All lines in which the word "ihnen" occurs are to be extracted.

------ MATERIAL SHOWN

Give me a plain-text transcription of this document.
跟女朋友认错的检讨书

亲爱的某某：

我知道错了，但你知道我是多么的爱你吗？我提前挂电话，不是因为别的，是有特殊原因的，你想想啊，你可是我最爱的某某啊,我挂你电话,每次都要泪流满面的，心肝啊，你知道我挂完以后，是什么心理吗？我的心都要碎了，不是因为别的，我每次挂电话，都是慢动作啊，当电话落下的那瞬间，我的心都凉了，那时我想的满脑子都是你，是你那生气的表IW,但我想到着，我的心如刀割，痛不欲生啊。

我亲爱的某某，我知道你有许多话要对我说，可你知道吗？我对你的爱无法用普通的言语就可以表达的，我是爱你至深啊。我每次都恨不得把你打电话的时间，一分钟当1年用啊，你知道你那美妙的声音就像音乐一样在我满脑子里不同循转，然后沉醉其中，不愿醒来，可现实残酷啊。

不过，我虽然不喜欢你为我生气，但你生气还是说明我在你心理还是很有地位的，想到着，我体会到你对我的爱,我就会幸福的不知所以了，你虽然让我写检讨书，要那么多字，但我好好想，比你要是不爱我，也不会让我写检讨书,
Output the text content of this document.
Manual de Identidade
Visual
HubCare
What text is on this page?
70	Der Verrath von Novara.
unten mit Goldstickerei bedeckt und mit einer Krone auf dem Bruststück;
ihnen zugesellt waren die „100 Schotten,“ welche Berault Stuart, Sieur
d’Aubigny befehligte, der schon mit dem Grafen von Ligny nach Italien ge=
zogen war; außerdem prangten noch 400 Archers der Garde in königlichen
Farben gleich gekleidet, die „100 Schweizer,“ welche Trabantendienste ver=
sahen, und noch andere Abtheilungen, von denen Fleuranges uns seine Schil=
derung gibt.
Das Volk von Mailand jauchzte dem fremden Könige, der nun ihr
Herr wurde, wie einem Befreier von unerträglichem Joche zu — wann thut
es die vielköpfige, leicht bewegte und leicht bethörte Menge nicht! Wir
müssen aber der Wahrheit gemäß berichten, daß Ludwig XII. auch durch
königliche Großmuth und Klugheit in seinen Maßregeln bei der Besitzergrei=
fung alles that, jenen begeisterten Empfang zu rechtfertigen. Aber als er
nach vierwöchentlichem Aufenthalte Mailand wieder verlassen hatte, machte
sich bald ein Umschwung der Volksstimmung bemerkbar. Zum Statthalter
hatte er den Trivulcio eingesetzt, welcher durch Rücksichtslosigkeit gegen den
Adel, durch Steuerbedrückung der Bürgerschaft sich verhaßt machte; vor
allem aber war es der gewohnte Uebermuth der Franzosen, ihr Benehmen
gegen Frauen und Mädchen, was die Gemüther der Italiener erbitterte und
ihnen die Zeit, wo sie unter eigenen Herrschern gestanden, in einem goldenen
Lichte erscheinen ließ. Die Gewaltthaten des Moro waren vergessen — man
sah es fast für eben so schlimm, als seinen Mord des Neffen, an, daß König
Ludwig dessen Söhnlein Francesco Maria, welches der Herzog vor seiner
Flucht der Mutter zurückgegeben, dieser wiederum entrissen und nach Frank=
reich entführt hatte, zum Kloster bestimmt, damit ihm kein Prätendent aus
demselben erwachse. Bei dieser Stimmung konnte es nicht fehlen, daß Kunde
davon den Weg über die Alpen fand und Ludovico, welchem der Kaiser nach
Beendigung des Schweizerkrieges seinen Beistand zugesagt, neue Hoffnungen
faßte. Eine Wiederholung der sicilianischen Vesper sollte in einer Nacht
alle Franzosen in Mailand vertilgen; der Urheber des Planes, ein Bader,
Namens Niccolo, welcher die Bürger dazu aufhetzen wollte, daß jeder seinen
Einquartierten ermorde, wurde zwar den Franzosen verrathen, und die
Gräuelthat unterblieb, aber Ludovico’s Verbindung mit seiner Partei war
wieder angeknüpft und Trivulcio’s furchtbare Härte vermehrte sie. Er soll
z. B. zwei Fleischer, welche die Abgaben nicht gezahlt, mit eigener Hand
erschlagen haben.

------------

TASK RESPONSE
ihnen zugesellt waren die „100 Schotten,“ welche Berault Stuart, Sieur
ihnen die Zeit, wo sie unter eigenen Herrschern gestanden, in einem goldenen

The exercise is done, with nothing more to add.